Find out how many lines of the material contain the string "Alibaba" and give only that figure.

*Material shown:*
= = =

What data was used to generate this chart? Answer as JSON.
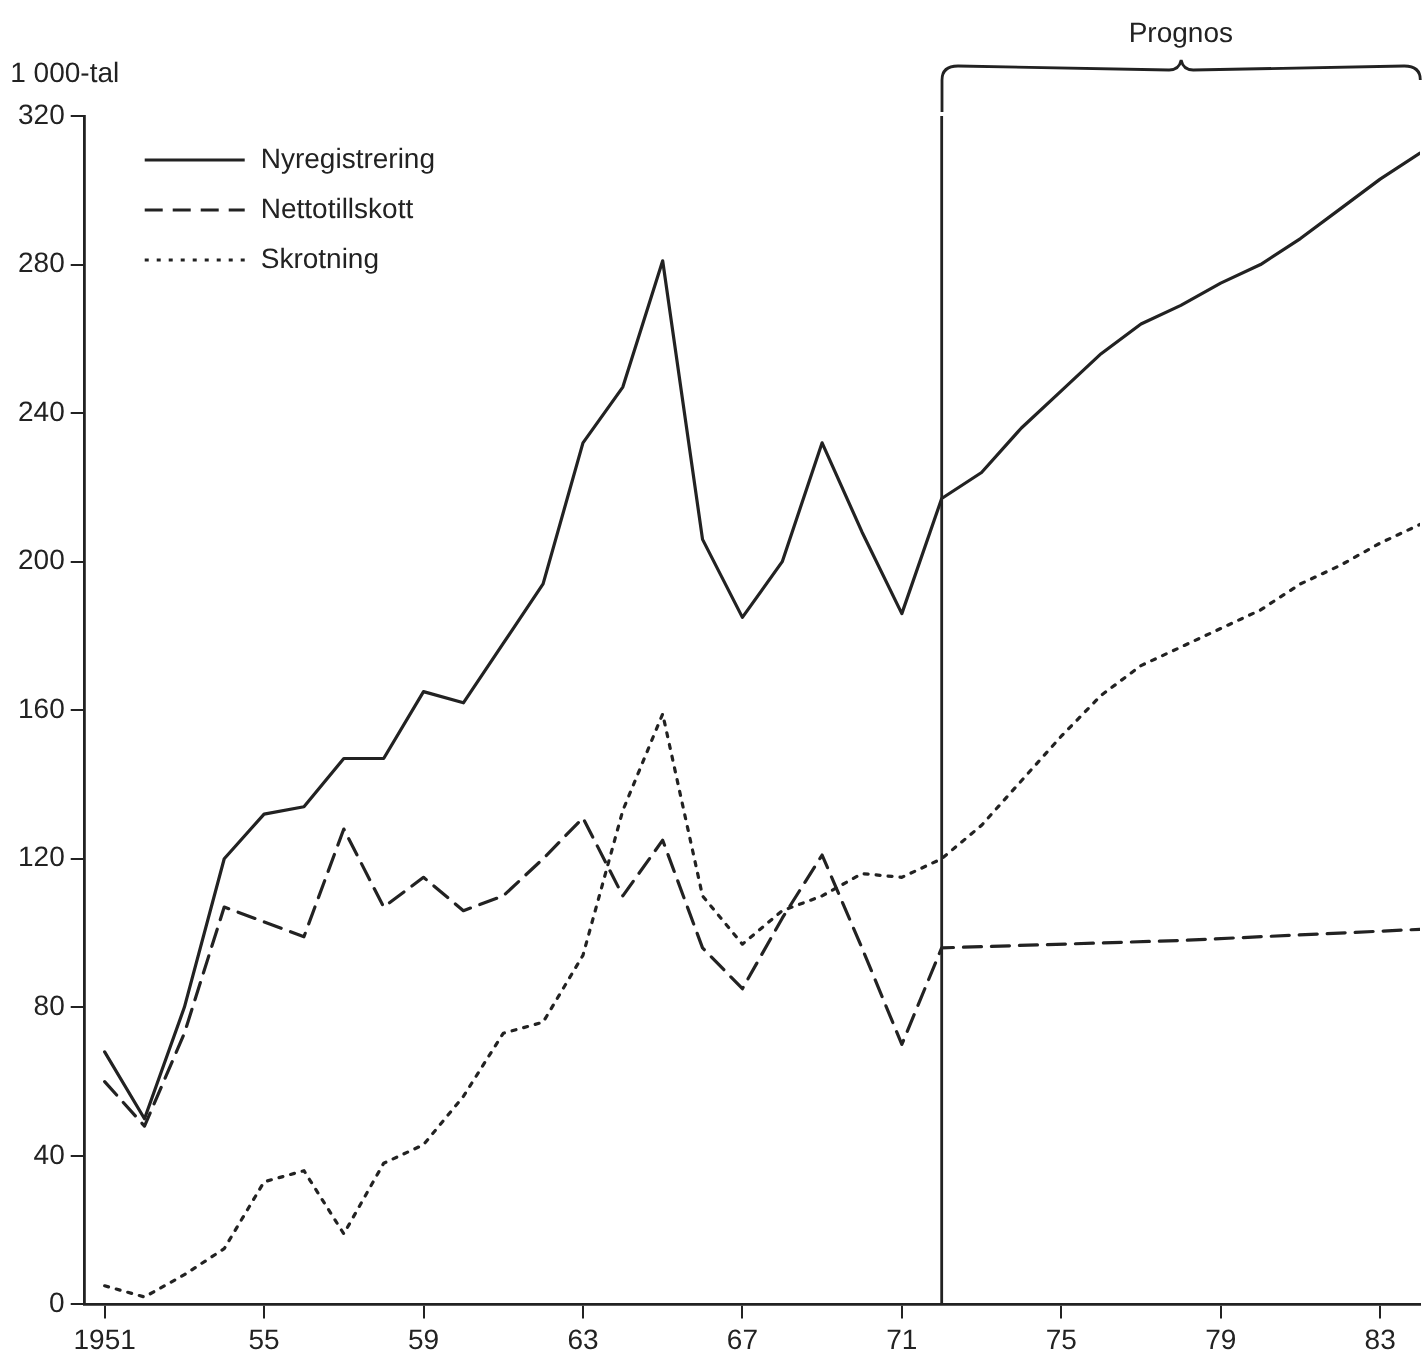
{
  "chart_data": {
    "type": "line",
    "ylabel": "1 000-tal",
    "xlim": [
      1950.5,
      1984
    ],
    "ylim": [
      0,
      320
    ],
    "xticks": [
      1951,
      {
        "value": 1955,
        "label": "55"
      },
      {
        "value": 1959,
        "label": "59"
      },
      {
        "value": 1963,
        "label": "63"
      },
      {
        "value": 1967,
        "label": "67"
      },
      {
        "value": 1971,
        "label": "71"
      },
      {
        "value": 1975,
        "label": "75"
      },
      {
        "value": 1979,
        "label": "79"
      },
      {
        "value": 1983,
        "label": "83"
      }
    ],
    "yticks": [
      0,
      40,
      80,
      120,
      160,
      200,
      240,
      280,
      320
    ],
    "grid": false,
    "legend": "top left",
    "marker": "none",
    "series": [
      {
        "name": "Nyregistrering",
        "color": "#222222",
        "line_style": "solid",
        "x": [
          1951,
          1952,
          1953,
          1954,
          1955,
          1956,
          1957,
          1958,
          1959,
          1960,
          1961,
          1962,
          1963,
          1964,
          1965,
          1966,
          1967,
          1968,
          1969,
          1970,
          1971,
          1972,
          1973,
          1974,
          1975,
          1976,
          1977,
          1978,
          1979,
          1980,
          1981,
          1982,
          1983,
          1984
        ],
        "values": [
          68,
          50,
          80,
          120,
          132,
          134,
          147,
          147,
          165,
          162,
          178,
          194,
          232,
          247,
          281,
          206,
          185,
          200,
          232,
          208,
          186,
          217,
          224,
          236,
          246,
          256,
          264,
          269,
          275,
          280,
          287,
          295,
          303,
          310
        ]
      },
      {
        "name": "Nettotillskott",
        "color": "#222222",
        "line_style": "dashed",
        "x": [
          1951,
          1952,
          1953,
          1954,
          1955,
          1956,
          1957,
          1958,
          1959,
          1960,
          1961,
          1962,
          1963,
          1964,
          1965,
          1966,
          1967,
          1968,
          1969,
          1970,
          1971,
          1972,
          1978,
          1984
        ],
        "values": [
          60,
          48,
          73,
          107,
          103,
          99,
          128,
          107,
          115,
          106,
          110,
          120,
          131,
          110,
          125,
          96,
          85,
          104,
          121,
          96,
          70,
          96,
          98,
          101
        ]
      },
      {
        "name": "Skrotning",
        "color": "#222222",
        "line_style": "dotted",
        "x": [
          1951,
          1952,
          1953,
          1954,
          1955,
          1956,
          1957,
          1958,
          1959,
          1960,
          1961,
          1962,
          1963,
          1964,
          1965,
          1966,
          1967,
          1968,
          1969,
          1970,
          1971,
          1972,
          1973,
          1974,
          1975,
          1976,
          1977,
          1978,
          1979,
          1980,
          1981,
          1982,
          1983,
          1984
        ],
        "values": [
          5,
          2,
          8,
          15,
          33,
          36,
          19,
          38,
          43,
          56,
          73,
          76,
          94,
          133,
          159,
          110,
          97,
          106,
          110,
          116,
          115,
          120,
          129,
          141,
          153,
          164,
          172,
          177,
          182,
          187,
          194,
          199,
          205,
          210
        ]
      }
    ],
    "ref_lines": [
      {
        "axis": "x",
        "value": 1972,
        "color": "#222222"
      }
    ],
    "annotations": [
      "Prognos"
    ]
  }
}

= = =

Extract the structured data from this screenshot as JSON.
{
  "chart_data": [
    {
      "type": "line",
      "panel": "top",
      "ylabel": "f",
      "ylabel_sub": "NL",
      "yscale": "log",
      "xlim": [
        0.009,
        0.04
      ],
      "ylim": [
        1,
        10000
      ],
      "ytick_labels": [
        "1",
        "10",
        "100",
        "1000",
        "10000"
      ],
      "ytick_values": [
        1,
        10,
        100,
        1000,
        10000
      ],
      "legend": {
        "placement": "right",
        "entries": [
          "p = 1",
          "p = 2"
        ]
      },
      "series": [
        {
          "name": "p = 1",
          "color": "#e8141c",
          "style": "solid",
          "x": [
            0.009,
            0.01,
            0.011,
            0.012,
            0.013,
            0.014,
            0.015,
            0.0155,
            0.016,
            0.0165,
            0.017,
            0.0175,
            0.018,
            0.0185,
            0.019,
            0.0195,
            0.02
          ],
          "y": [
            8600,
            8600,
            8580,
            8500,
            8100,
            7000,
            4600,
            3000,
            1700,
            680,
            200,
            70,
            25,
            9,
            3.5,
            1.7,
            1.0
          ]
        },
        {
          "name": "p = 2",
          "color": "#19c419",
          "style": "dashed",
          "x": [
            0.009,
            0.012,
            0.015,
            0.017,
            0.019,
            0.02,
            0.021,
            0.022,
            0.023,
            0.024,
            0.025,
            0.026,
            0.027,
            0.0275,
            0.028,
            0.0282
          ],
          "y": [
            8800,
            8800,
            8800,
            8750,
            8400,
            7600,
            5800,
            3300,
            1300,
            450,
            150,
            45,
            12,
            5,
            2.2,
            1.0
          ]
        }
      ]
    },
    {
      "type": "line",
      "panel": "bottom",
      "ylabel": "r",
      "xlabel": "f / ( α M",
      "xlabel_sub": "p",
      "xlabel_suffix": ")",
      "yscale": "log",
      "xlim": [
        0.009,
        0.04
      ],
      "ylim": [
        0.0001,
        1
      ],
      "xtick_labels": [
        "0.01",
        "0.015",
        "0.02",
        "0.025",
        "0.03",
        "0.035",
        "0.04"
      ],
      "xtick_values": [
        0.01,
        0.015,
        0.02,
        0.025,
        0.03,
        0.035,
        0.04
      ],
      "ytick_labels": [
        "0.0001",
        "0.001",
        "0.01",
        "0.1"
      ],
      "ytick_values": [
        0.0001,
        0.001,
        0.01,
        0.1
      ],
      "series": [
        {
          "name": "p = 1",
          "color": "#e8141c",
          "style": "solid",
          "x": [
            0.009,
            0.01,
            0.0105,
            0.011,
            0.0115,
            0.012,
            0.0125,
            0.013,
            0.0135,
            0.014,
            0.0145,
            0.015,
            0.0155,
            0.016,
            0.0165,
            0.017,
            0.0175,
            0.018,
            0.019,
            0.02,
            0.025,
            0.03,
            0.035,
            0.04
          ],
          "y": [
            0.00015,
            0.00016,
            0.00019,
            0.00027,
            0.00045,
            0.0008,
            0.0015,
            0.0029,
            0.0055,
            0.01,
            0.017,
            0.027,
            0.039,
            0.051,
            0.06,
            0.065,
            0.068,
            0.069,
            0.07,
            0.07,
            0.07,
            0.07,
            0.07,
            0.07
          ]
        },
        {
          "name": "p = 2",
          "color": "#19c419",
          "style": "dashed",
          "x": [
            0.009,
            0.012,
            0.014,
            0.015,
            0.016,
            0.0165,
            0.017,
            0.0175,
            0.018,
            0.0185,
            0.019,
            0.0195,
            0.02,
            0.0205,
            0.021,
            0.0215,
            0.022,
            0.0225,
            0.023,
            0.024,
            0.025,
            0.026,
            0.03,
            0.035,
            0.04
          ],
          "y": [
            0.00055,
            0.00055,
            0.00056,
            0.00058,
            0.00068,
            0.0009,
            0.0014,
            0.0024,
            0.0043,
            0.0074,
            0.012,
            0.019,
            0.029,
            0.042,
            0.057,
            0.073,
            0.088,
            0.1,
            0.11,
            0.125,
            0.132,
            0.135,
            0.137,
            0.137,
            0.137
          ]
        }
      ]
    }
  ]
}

= = =

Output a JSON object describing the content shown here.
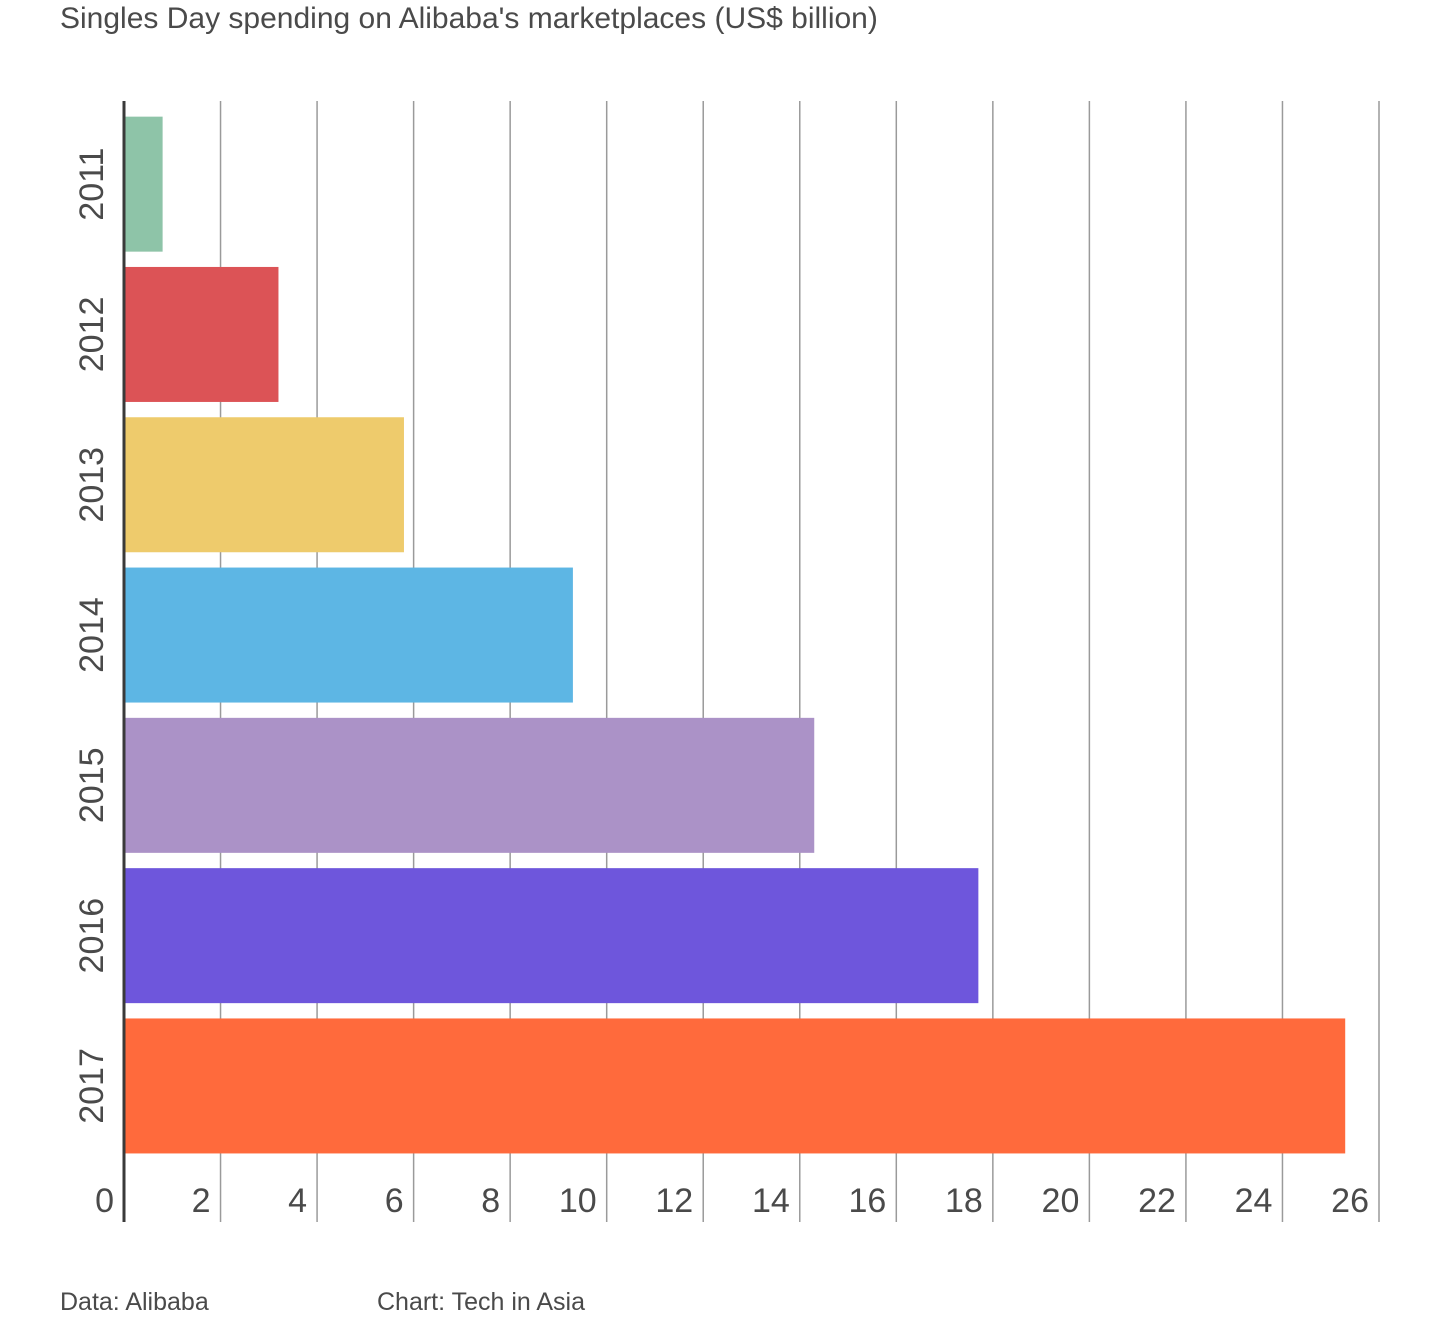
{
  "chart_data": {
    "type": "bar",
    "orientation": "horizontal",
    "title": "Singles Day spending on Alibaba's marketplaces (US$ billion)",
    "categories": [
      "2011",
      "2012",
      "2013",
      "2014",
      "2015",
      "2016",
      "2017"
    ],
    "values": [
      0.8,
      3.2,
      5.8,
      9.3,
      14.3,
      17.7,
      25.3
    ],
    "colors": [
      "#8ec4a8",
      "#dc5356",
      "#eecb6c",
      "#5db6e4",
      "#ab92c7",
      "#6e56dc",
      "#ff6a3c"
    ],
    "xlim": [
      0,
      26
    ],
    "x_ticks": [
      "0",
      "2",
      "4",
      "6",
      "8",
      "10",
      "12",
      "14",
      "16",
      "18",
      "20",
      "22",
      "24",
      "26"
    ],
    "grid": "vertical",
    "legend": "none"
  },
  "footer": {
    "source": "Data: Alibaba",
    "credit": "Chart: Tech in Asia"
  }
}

= = =

*Exercise result:*
2